| What to produce |
Print the records below exactly as they appear.

● ● ● ●

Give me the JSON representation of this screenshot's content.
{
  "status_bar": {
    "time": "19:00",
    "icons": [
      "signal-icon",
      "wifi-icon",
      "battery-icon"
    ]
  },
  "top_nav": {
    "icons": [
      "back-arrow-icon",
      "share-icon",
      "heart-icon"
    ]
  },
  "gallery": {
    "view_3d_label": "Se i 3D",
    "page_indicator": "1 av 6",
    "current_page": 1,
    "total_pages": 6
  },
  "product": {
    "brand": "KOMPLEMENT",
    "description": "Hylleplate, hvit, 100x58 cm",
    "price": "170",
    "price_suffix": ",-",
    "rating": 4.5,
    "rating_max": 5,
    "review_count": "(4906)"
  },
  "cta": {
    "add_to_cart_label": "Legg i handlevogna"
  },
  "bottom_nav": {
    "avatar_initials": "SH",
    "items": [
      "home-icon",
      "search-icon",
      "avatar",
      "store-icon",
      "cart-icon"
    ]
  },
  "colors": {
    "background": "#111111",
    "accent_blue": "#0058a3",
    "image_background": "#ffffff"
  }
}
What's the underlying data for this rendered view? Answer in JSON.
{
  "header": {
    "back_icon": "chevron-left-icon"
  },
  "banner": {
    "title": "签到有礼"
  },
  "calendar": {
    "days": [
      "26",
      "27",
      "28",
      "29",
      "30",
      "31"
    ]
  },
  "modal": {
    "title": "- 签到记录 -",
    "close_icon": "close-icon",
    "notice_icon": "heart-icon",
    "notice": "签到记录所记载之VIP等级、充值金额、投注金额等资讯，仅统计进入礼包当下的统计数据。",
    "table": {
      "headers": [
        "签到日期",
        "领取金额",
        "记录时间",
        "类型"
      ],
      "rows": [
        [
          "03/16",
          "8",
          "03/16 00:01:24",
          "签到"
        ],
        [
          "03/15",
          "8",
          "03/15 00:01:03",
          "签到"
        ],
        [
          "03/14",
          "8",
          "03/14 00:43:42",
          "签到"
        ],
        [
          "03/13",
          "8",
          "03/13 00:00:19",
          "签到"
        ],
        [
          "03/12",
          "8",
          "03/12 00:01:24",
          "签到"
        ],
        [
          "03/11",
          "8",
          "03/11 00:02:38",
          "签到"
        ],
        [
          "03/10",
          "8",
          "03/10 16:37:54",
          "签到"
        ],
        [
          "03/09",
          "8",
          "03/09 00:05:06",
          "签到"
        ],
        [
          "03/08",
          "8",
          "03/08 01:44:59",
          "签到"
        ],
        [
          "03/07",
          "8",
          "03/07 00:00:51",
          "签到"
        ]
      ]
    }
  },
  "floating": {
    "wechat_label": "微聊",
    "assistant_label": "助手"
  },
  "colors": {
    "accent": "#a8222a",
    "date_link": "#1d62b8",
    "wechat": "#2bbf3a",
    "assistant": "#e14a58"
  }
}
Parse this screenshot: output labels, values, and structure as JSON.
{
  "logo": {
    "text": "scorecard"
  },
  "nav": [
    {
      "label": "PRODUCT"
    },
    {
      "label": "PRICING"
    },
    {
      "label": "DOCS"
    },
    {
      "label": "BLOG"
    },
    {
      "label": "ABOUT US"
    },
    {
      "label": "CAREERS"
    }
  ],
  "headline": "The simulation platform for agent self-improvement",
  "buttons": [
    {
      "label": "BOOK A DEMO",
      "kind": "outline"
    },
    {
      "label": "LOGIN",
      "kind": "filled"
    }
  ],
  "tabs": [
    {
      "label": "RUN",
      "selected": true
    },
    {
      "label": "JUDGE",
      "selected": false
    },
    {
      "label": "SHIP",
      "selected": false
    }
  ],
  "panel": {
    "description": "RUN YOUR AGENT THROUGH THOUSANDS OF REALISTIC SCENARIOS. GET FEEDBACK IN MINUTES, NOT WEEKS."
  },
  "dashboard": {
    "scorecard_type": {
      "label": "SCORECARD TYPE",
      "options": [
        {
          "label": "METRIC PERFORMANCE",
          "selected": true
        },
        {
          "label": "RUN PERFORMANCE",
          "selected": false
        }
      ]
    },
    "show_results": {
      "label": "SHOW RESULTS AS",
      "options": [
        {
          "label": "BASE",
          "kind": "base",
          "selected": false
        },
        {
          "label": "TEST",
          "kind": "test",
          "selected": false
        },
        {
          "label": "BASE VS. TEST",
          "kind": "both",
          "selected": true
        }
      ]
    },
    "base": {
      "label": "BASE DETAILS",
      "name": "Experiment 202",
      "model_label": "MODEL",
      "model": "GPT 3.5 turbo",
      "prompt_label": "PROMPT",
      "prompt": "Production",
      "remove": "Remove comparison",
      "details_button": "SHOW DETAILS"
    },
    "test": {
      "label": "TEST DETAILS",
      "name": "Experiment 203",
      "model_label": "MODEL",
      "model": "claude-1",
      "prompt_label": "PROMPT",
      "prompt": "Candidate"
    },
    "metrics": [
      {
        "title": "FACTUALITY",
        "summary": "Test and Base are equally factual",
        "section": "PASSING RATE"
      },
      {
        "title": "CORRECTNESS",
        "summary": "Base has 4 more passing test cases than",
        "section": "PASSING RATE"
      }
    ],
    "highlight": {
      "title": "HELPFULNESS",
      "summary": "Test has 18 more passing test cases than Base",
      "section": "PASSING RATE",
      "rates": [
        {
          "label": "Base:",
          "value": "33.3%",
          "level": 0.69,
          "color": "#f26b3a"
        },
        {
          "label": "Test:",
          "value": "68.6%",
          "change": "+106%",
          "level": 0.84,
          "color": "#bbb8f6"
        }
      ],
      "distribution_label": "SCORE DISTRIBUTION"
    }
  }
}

● ● ● ●

| Response |
Give me the JSON representation of this screenshot's content.
{
  "status_bar": {
    "time": "19:00",
    "icons": [
      "signal-icon",
      "wifi-icon",
      "battery-icon"
    ]
  },
  "top_nav": {
    "icons": [
      "back-arrow-icon",
      "share-icon",
      "heart-icon"
    ]
  },
  "gallery": {
    "view_3d_label": "Se i 3D",
    "page_indicator": "1 av 6",
    "current_page": 1,
    "total_pages": 6
  },
  "product": {
    "brand": "KOMPLEMENT",
    "description": "Hylleplate, hvit, 100x58 cm",
    "price": "170",
    "price_suffix": ",-",
    "rating": 4.5,
    "rating_max": 5,
    "review_count": "(4906)"
  },
  "cta": {
    "add_to_cart_label": "Legg i handlevogna"
  },
  "bottom_nav": {
    "avatar_initials": "SH",
    "items": [
      "home-icon",
      "search-icon",
      "avatar",
      "store-icon",
      "cart-icon"
    ]
  },
  "colors": {
    "background": "#111111",
    "accent_blue": "#0058a3",
    "image_background": "#ffffff"
  }
}
What's the underlying data for this rendered view? Answer in JSON.
{
  "header": {
    "back_icon": "chevron-left-icon"
  },
  "banner": {
    "title": "签到有礼"
  },
  "calendar": {
    "days": [
      "26",
      "27",
      "28",
      "29",
      "30",
      "31"
    ]
  },
  "modal": {
    "title": "- 签到记录 -",
    "close_icon": "close-icon",
    "notice_icon": "heart-icon",
    "notice": "签到记录所记载之VIP等级、充值金额、投注金额等资讯，仅统计进入礼包当下的统计数据。",
    "table": {
      "headers": [
        "签到日期",
        "领取金额",
        "记录时间",
        "类型"
      ],
      "rows": [
        [
          "03/16",
          "8",
          "03/16 00:01:24",
          "签到"
        ],
        [
          "03/15",
          "8",
          "03/15 00:01:03",
          "签到"
        ],
        [
          "03/14",
          "8",
          "03/14 00:43:42",
          "签到"
        ],
        [
          "03/13",
          "8",
          "03/13 00:00:19",
          "签到"
        ],
        [
          "03/12",
          "8",
          "03/12 00:01:24",
          "签到"
        ],
        [
          "03/11",
          "8",
          "03/11 00:02:38",
          "签到"
        ],
        [
          "03/10",
          "8",
          "03/10 16:37:54",
          "签到"
        ],
        [
          "03/09",
          "8",
          "03/09 00:05:06",
          "签到"
        ],
        [
          "03/08",
          "8",
          "03/08 01:44:59",
          "签到"
        ],
        [
          "03/07",
          "8",
          "03/07 00:00:51",
          "签到"
        ]
      ]
    }
  },
  "floating": {
    "wechat_label": "微聊",
    "assistant_label": "助手"
  },
  "colors": {
    "accent": "#a8222a",
    "date_link": "#1d62b8",
    "wechat": "#2bbf3a",
    "assistant": "#e14a58"
  }
}
Parse this screenshot: output labels, values, and structure as JSON.
{
  "logo": {
    "text": "scorecard"
  },
  "nav": [
    {
      "label": "PRODUCT"
    },
    {
      "label": "PRICING"
    },
    {
      "label": "DOCS"
    },
    {
      "label": "BLOG"
    },
    {
      "label": "ABOUT US"
    },
    {
      "label": "CAREERS"
    }
  ],
  "headline": "The simulation platform for agent self-improvement",
  "buttons": [
    {
      "label": "BOOK A DEMO",
      "kind": "outline"
    },
    {
      "label": "LOGIN",
      "kind": "filled"
    }
  ],
  "tabs": [
    {
      "label": "RUN",
      "selected": true
    },
    {
      "label": "JUDGE",
      "selected": false
    },
    {
      "label": "SHIP",
      "selected": false
    }
  ],
  "panel": {
    "description": "RUN YOUR AGENT THROUGH THOUSANDS OF REALISTIC SCENARIOS. GET FEEDBACK IN MINUTES, NOT WEEKS."
  },
  "dashboard": {
    "scorecard_type": {
      "label": "SCORECARD TYPE",
      "options": [
        {
          "label": "METRIC PERFORMANCE",
          "selected": true
        },
        {
          "label": "RUN PERFORMANCE",
          "selected": false
        }
      ]
    },
    "show_results": {
      "label": "SHOW RESULTS AS",
      "options": [
        {
          "label": "BASE",
          "kind": "base",
          "selected": false
        },
        {
          "label": "TEST",
          "kind": "test",
          "selected": false
        },
        {
          "label": "BASE VS. TEST",
          "kind": "both",
          "selected": true
        }
      ]
    },
    "base": {
      "label": "BASE DETAILS",
      "name": "Experiment 202",
      "model_label": "MODEL",
      "model": "GPT 3.5 turbo",
      "prompt_label": "PROMPT",
      "prompt": "Production",
      "remove": "Remove comparison",
      "details_button": "SHOW DETAILS"
    },
    "test": {
      "label": "TEST DETAILS",
      "name": "Experiment 203",
      "model_label": "MODEL",
      "model": "claude-1",
      "prompt_label": "PROMPT",
      "prompt": "Candidate"
    },
    "metrics": [
      {
        "title": "FACTUALITY",
        "summary": "Test and Base are equally factual",
        "section": "PASSING RATE"
      },
      {
        "title": "CORRECTNESS",
        "summary": "Base has 4 more passing test cases than",
        "section": "PASSING RATE"
      }
    ],
    "highlight": {
      "title": "HELPFULNESS",
      "summary": "Test has 18 more passing test cases than Base",
      "section": "PASSING RATE",
      "rates": [
        {
          "label": "Base:",
          "value": "33.3%",
          "level": 0.69,
          "color": "#f26b3a"
        },
        {
          "label": "Test:",
          "value": "68.6%",
          "change": "+106%",
          "level": 0.84,
          "color": "#bbb8f6"
        }
      ],
      "distribution_label": "SCORE DISTRIBUTION"
    }
  }
}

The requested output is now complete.